— START Exercise inputs —

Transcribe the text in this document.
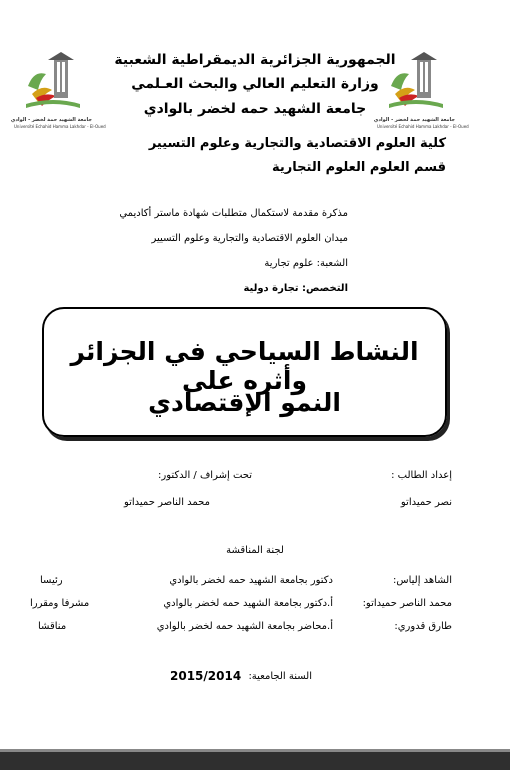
جامعة الشهيد حمة لخضر - الوادي
Université Echahid Hamma Lakhdar - El-Oued
جامعة الشهيد حمة لخضر - الوادي
Université Echahid Hamma Lakhdar - El-Oued
الجمهورية الجزائرية الديمقراطية الشعبية
وزارة التعليم العالي والبحث العـلمي
جامعة الشهيد حمه لخضر بالوادي
كلية العلوم الاقتصادية والتجارية وعلوم التسيير
قسم العلوم العلوم التجارية
مذكرة مقدمة لاستكمال متطلبات شهادة ماستر أكاديمي
ميدان العلوم الاقتصادية والتجارية وعلوم التسيير
الشعبة: علوم تجارية
التخصص: تجارة دولية
النشاط السياحي في الجزائر وأثره على
النمو الإقتصادي
إعداد الطالب :
نصر حميداتو
تحت إشراف / الدكتور:
محمد الناصر حميداتو
لجنة المناقشة
الشاهد إلياس:
دكتور بجامعة الشهيد حمه لخضر بالوادي
رئيسا
محمد الناصر حميداتو:
أ.دكتور بجامعة الشهيد حمه لخضر بالوادي
مشرفا ومقررا
طارق قدوري:
أ.محاضر بجامعة الشهيد حمه لخضر بالوادي
مناقشا
السنة الجامعية:
2015/2014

— END Exercise inputs —

Aim:
Print all the records again exactly; do not include any picture.

Full solution:
Transcribe the text in this document.
جامعة الشهيد حمة لخضر - الوادي
Université Echahid Hamma Lakhdar - El-Oued
جامعة الشهيد حمة لخضر - الوادي
Université Echahid Hamma Lakhdar - El-Oued
الجمهورية الجزائرية الديمقراطية الشعبية
وزارة التعليم العالي والبحث العـلمي
جامعة الشهيد حمه لخضر بالوادي
كلية العلوم الاقتصادية والتجارية وعلوم التسيير
قسم العلوم العلوم التجارية
مذكرة مقدمة لاستكمال متطلبات شهادة ماستر أكاديمي
ميدان العلوم الاقتصادية والتجارية وعلوم التسيير
الشعبة: علوم تجارية
التخصص: تجارة دولية
النشاط السياحي في الجزائر وأثره على
النمو الإقتصادي
إعداد الطالب :
نصر حميداتو
تحت إشراف / الدكتور:
محمد الناصر حميداتو
لجنة المناقشة
الشاهد إلياس:
دكتور بجامعة الشهيد حمه لخضر بالوادي
رئيسا
محمد الناصر حميداتو:
أ.دكتور بجامعة الشهيد حمه لخضر بالوادي
مشرفا ومقررا
طارق قدوري:
أ.محاضر بجامعة الشهيد حمه لخضر بالوادي
مناقشا
السنة الجامعية:
2015/2014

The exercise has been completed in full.